» **REQUIRED WORK**: Every line below should be repeated exactly.

*** DATA FOR THIS TASK

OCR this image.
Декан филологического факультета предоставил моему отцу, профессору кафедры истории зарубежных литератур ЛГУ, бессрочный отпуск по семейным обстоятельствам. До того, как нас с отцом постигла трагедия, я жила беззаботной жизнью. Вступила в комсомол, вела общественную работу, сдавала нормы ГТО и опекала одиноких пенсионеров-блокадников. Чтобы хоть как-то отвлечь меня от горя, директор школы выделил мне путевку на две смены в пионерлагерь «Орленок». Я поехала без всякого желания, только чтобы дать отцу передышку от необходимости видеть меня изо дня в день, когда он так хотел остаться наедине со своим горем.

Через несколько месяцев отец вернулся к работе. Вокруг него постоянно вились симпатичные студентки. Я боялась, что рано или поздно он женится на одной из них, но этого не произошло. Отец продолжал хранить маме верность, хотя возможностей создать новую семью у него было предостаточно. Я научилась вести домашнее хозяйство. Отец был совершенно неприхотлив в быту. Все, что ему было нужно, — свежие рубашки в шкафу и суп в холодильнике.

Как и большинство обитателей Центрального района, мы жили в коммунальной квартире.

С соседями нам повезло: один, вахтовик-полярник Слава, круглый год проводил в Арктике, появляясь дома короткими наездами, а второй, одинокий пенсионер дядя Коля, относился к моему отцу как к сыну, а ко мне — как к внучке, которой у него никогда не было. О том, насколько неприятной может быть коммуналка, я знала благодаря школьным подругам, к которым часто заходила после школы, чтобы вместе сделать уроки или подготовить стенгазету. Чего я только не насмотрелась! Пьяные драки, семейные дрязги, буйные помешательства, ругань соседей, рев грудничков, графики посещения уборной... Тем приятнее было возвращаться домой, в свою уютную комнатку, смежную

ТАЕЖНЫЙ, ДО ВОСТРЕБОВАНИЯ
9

******

» **OUTPUT BELOW**:
OCR this image.
Декан филологического факультета предоставил моему отцу, профессору кафедры истории зарубежных литератур ЛГУ, бессрочный отпуск по семейным обстоятельствам. До того, как нас с отцом постигла трагедия, я жила беззаботной жизнью. Вступила в комсомол, вела общественную работу, сдавала нормы ГТО и опекала одиноких пенсионеров-блокадников. Чтобы хоть как-то отвлечь меня от горя, директор школы выделил мне путевку на две смены в пионерлагерь «Орленок». Я поехала без всякого желания, только чтобы дать отцу передышку от необходимости видеть меня изо дня в день, когда он так хотел остаться наедине со своим горем.

Через несколько месяцев отец вернулся к работе. Вокруг него постоянно вились симпатичные студентки. Я боялась, что рано или поздно он женится на одной из них, но этого не произошло. Отец продолжал хранить маме верность, хотя возможностей создать новую семью у него было предостаточно. Я научилась вести домашнее хозяйство. Отец был совершенно неприхотлив в быту. Все, что ему было нужно, — свежие рубашки в шкафу и суп в холодильнике.

Как и большинство обитателей Центрального района, мы жили в коммунальной квартире.

С соседями нам повезло: один, вахтовик-полярник Слава, круглый год проводил в Арктике, появляясь дома короткими наездами, а второй, одинокий пенсионер дядя Коля, относился к моему отцу как к сыну, а ко мне — как к внучке, которой у него никогда не было. О том, насколько неприятной может быть коммуналка, я знала благодаря школьным подругам, к которым часто заходила после школы, чтобы вместе сделать уроки или подготовить стенгазету. Чего я только не насмотрелась! Пьяные драки, семейные дрязги, буйные помешательства, ругань соседей, рев грудничков, графики посещения уборной... Тем приятнее было возвращаться домой, в свою уютную комнатку, смежную

ТАЕЖНЫЙ, ДО ВОСТРЕБОВАНИЯ
9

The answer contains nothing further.